(Dataset entries)

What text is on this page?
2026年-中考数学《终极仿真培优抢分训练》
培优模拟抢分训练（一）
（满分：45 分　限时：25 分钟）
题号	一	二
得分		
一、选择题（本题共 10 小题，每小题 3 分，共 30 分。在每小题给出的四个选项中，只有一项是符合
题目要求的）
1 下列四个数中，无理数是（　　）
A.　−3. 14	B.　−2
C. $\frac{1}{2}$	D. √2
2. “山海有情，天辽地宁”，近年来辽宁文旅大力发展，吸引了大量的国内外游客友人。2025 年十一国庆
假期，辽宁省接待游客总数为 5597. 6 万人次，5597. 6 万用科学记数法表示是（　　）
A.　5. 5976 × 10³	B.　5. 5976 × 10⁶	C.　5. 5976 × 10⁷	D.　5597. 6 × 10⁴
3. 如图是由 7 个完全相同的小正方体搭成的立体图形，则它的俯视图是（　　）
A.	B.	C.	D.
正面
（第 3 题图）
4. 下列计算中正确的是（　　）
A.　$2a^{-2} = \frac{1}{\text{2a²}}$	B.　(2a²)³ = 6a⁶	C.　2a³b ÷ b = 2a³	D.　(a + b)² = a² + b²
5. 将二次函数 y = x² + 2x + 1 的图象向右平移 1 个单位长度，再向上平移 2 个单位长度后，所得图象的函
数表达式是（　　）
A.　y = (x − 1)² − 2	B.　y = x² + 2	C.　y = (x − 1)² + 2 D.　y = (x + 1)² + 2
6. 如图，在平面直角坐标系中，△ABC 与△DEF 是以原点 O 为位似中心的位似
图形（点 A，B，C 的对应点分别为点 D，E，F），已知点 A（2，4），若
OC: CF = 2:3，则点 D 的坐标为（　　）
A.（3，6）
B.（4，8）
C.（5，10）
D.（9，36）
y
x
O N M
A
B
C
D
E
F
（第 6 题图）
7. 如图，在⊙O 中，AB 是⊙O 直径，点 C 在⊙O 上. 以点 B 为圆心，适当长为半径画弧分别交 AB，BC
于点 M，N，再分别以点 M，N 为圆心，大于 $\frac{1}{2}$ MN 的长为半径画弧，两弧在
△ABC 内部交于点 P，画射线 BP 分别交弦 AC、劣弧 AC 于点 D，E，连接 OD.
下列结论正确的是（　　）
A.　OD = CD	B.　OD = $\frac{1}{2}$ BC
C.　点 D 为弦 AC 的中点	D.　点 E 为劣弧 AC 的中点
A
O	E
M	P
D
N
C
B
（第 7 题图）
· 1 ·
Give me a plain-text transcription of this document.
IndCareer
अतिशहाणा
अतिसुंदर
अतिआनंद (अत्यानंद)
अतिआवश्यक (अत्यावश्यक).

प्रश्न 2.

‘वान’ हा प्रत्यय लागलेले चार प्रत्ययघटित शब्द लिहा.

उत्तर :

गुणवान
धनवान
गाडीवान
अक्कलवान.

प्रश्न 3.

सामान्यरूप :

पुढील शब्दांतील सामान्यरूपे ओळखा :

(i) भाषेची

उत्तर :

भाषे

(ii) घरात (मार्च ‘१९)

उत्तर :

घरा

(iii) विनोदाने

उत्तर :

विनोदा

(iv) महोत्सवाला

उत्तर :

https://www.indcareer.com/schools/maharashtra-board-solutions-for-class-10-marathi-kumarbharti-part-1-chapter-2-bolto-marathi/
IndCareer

**Work to complete**
Write the lines out verbatim, from the one with "Give me a plain-text" through the last line of the entries, and stop there.

**The output**
Give me a plain-text transcription of this document.
IndCareer
अतिशहाणा
अतिसुंदर
अतिआनंद (अत्यानंद)
अतिआवश्यक (अत्यावश्यक).

प्रश्न 2.

‘वान’ हा प्रत्यय लागलेले चार प्रत्ययघटित शब्द लिहा.

उत्तर :

गुणवान
धनवान
गाडीवान
अक्कलवान.

प्रश्न 3.

सामान्यरूप :

पुढील शब्दांतील सामान्यरूपे ओळखा :

(i) भाषेची

उत्तर :

भाषे

(ii) घरात (मार्च ‘१९)

उत्तर :

घरा

(iii) विनोदाने

उत्तर :

विनोदा

(iv) महोत्सवाला

उत्तर :

https://www.indcareer.com/schools/maharashtra-board-solutions-for-class-10-marathi-kumarbharti-part-1-chapter-2-bolto-marathi/
IndCareer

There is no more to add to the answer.